Write out the entries again exactly as they are given.

>>>>

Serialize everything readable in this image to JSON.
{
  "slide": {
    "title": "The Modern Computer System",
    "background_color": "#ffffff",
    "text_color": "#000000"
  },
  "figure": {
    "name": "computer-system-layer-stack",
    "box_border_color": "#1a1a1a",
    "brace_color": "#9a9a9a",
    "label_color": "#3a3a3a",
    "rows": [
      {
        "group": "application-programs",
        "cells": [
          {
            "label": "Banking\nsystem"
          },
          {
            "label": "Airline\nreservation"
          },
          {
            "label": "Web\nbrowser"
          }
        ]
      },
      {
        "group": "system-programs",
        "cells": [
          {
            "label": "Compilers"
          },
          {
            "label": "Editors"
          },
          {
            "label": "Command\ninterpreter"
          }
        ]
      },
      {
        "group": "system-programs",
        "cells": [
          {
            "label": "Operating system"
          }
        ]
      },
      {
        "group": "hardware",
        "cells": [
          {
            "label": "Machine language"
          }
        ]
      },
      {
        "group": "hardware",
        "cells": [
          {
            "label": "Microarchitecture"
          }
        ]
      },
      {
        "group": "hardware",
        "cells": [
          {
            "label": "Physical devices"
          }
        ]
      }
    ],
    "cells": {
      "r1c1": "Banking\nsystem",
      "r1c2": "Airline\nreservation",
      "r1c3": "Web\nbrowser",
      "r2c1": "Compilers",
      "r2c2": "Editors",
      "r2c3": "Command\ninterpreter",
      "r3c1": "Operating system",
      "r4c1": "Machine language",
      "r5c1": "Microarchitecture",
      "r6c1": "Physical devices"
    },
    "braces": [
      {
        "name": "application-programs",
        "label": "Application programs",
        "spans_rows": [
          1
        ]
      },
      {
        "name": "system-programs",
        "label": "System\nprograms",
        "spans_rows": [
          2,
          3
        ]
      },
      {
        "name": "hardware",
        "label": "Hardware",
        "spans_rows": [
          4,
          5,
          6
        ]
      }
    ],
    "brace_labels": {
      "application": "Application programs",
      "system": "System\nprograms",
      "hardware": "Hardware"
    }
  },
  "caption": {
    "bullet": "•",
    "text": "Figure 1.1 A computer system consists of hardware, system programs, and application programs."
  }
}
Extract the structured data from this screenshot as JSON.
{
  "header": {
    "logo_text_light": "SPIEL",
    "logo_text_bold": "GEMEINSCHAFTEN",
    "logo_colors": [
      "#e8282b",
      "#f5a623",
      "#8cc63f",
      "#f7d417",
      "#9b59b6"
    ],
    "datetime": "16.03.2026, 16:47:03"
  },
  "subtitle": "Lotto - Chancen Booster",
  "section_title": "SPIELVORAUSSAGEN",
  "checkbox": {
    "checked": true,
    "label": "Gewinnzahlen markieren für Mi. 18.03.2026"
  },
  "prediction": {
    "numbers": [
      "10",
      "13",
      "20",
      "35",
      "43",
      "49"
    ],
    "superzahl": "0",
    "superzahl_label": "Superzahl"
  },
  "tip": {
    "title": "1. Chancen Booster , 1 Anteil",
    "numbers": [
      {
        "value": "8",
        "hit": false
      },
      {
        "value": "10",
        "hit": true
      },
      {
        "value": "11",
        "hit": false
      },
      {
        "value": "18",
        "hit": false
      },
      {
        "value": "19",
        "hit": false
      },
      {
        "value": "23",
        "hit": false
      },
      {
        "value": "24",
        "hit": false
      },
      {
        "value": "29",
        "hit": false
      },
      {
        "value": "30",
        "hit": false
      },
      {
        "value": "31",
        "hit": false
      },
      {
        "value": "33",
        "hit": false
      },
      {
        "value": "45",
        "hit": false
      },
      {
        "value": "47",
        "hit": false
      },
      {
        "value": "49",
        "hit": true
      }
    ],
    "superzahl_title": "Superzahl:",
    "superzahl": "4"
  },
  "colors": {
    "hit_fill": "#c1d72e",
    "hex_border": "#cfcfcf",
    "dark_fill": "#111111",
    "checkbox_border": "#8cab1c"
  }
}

<<<<

§ **Response to the task**:
Serialize everything readable in this image to JSON.
{
  "slide": {
    "title": "The Modern Computer System",
    "background_color": "#ffffff",
    "text_color": "#000000"
  },
  "figure": {
    "name": "computer-system-layer-stack",
    "box_border_color": "#1a1a1a",
    "brace_color": "#9a9a9a",
    "label_color": "#3a3a3a",
    "rows": [
      {
        "group": "application-programs",
        "cells": [
          {
            "label": "Banking\nsystem"
          },
          {
            "label": "Airline\nreservation"
          },
          {
            "label": "Web\nbrowser"
          }
        ]
      },
      {
        "group": "system-programs",
        "cells": [
          {
            "label": "Compilers"
          },
          {
            "label": "Editors"
          },
          {
            "label": "Command\ninterpreter"
          }
        ]
      },
      {
        "group": "system-programs",
        "cells": [
          {
            "label": "Operating system"
          }
        ]
      },
      {
        "group": "hardware",
        "cells": [
          {
            "label": "Machine language"
          }
        ]
      },
      {
        "group": "hardware",
        "cells": [
          {
            "label": "Microarchitecture"
          }
        ]
      },
      {
        "group": "hardware",
        "cells": [
          {
            "label": "Physical devices"
          }
        ]
      }
    ],
    "cells": {
      "r1c1": "Banking\nsystem",
      "r1c2": "Airline\nreservation",
      "r1c3": "Web\nbrowser",
      "r2c1": "Compilers",
      "r2c2": "Editors",
      "r2c3": "Command\ninterpreter",
      "r3c1": "Operating system",
      "r4c1": "Machine language",
      "r5c1": "Microarchitecture",
      "r6c1": "Physical devices"
    },
    "braces": [
      {
        "name": "application-programs",
        "label": "Application programs",
        "spans_rows": [
          1
        ]
      },
      {
        "name": "system-programs",
        "label": "System\nprograms",
        "spans_rows": [
          2,
          3
        ]
      },
      {
        "name": "hardware",
        "label": "Hardware",
        "spans_rows": [
          4,
          5,
          6
        ]
      }
    ],
    "brace_labels": {
      "application": "Application programs",
      "system": "System\nprograms",
      "hardware": "Hardware"
    }
  },
  "caption": {
    "bullet": "•",
    "text": "Figure 1.1 A computer system consists of hardware, system programs, and application programs."
  }
}
Extract the structured data from this screenshot as JSON.
{
  "header": {
    "logo_text_light": "SPIEL",
    "logo_text_bold": "GEMEINSCHAFTEN",
    "logo_colors": [
      "#e8282b",
      "#f5a623",
      "#8cc63f",
      "#f7d417",
      "#9b59b6"
    ],
    "datetime": "16.03.2026, 16:47:03"
  },
  "subtitle": "Lotto - Chancen Booster",
  "section_title": "SPIELVORAUSSAGEN",
  "checkbox": {
    "checked": true,
    "label": "Gewinnzahlen markieren für Mi. 18.03.2026"
  },
  "prediction": {
    "numbers": [
      "10",
      "13",
      "20",
      "35",
      "43",
      "49"
    ],
    "superzahl": "0",
    "superzahl_label": "Superzahl"
  },
  "tip": {
    "title": "1. Chancen Booster , 1 Anteil",
    "numbers": [
      {
        "value": "8",
        "hit": false
      },
      {
        "value": "10",
        "hit": true
      },
      {
        "value": "11",
        "hit": false
      },
      {
        "value": "18",
        "hit": false
      },
      {
        "value": "19",
        "hit": false
      },
      {
        "value": "23",
        "hit": false
      },
      {
        "value": "24",
        "hit": false
      },
      {
        "value": "29",
        "hit": false
      },
      {
        "value": "30",
        "hit": false
      },
      {
        "value": "31",
        "hit": false
      },
      {
        "value": "33",
        "hit": false
      },
      {
        "value": "45",
        "hit": false
      },
      {
        "value": "47",
        "hit": false
      },
      {
        "value": "49",
        "hit": true
      }
    ],
    "superzahl_title": "Superzahl:",
    "superzahl": "4"
  },
  "colors": {
    "hit_fill": "#c1d72e",
    "hex_border": "#cfcfcf",
    "dark_fill": "#111111",
    "checkbox_border": "#8cab1c"
  }
}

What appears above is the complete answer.